====== GIVEN RECORDS ======
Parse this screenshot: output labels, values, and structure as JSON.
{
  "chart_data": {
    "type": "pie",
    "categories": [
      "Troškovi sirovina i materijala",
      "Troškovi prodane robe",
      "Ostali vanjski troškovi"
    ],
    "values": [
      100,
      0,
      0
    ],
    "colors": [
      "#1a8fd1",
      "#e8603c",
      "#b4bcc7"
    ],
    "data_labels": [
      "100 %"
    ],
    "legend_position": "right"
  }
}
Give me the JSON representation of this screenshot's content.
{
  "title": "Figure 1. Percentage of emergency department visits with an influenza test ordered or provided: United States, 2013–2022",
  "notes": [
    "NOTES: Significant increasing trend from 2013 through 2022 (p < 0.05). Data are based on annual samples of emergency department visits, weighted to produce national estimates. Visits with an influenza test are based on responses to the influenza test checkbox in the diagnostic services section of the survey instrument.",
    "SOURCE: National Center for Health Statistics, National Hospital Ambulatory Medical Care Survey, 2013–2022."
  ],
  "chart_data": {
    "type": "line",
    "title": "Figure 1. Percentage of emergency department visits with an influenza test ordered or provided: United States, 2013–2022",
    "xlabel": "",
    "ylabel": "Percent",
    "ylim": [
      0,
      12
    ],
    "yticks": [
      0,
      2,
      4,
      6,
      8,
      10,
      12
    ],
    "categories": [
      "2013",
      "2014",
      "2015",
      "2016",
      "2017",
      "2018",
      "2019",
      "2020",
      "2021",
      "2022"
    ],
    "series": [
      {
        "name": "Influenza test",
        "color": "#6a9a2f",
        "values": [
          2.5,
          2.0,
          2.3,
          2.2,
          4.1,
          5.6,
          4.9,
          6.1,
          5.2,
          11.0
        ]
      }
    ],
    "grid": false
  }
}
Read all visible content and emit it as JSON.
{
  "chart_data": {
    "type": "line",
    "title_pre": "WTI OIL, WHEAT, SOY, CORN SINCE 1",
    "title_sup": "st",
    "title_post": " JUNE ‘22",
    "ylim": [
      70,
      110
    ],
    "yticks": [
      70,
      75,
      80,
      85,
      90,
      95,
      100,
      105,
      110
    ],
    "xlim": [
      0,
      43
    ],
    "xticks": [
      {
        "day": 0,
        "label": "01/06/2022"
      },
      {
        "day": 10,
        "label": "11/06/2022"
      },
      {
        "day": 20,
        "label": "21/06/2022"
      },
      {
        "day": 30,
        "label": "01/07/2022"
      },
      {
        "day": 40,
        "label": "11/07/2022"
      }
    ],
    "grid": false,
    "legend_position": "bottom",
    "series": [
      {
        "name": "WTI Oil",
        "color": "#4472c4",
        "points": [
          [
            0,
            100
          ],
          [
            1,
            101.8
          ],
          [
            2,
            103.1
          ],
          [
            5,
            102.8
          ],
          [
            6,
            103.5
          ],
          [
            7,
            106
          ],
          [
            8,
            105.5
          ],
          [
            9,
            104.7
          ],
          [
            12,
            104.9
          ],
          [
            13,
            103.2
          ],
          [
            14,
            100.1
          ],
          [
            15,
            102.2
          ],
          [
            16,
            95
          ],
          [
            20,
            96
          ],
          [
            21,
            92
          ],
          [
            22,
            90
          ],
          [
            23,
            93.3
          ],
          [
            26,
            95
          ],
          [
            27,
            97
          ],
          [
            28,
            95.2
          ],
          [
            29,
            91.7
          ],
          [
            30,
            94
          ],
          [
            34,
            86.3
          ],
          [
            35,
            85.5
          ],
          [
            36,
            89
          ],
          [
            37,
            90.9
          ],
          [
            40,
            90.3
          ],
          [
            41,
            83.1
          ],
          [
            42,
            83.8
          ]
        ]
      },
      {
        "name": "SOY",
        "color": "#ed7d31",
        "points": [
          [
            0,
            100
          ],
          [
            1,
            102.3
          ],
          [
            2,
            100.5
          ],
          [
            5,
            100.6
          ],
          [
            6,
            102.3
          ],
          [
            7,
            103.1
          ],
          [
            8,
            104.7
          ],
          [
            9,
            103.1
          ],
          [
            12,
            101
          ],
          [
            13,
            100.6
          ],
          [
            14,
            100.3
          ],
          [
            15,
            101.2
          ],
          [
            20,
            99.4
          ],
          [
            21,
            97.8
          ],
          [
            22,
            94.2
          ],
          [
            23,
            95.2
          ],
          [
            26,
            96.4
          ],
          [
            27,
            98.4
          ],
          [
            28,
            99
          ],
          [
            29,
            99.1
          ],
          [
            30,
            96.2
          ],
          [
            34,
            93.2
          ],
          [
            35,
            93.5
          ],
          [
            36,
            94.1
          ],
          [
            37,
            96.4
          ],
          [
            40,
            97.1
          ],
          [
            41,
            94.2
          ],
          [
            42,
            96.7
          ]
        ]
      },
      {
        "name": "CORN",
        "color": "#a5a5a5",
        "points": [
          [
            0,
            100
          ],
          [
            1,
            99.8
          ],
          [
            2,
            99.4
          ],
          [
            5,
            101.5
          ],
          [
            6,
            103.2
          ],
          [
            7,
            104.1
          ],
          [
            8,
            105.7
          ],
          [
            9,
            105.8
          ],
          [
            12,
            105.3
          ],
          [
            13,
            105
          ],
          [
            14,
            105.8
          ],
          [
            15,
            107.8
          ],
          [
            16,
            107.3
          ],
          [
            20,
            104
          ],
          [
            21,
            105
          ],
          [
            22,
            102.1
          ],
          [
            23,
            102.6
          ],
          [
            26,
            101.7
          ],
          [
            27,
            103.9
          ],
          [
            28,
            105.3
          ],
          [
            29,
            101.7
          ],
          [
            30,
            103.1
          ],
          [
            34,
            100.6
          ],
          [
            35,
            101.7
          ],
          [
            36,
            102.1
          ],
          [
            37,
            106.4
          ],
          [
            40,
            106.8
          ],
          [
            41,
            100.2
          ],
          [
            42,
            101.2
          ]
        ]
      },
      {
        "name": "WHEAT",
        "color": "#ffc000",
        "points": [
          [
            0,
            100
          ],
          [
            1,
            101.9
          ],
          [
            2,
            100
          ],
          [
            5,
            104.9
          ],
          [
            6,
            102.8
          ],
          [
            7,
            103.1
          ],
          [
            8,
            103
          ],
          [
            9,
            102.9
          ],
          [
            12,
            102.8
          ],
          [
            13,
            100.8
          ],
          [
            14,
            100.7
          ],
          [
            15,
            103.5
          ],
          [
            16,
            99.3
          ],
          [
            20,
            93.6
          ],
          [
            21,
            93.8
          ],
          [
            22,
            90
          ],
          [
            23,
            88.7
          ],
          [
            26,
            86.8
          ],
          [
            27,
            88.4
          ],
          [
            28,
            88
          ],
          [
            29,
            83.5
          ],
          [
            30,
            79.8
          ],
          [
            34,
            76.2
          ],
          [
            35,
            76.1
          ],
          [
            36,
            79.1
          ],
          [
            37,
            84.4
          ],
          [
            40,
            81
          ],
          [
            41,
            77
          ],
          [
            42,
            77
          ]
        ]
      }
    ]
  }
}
======
→ **WHAT TO WORK ON**: Copy every line of the listing where the word "visits" appears.

→ **TASK RESULT**:
  "title": "Figure 1. Percentage of emergency department visits with an influenza test ordered or provided: United States, 2013–2022",
    "NOTES: Significant increasing trend from 2013 through 2022 (p < 0.05). Data are based on annual samples of emergency department visits, weighted to produce national estimates. Visits with an influenza test are based on responses to the influenza test checkbox in the diagnostic services section of the survey instrument.",
    "title": "Figure 1. Percentage of emergency department visits with an influenza test ordered or provided: United States, 2013–2022",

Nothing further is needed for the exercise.